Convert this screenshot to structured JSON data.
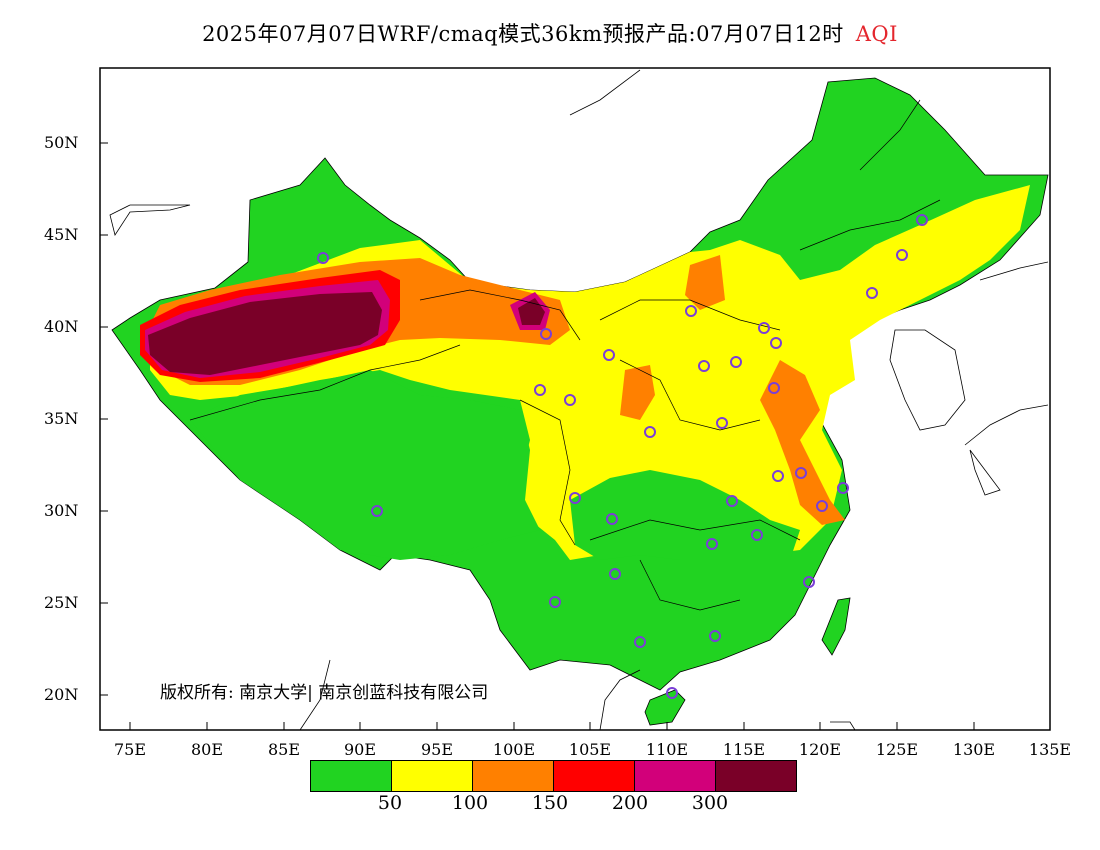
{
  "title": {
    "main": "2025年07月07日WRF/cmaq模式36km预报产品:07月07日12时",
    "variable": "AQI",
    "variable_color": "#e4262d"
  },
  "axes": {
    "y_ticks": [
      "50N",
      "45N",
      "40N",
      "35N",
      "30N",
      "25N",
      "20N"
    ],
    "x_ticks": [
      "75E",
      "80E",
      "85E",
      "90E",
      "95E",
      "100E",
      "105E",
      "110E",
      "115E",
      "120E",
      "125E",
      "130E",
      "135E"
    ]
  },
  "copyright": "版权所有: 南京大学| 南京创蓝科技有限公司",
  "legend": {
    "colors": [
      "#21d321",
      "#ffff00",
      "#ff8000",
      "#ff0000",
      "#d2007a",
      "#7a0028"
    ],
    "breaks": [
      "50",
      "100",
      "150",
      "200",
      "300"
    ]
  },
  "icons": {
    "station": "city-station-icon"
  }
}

○ ○ ○ ○ ○ ○ ○

### Short exercise
Every entry must be transcribed exactly. Pictures do not belong in the copy.

### Exercise output
Convert this screenshot to structured JSON data.
{
  "title": {
    "main": "2025年07月07日WRF/cmaq模式36km预报产品:07月07日12时",
    "variable": "AQI",
    "variable_color": "#e4262d"
  },
  "axes": {
    "y_ticks": [
      "50N",
      "45N",
      "40N",
      "35N",
      "30N",
      "25N",
      "20N"
    ],
    "x_ticks": [
      "75E",
      "80E",
      "85E",
      "90E",
      "95E",
      "100E",
      "105E",
      "110E",
      "115E",
      "120E",
      "125E",
      "130E",
      "135E"
    ]
  },
  "copyright": "版权所有: 南京大学| 南京创蓝科技有限公司",
  "legend": {
    "colors": [
      "#21d321",
      "#ffff00",
      "#ff8000",
      "#ff0000",
      "#d2007a",
      "#7a0028"
    ],
    "breaks": [
      "50",
      "100",
      "150",
      "200",
      "300"
    ]
  },
  "icons": {
    "station": "city-station-icon"
  }
}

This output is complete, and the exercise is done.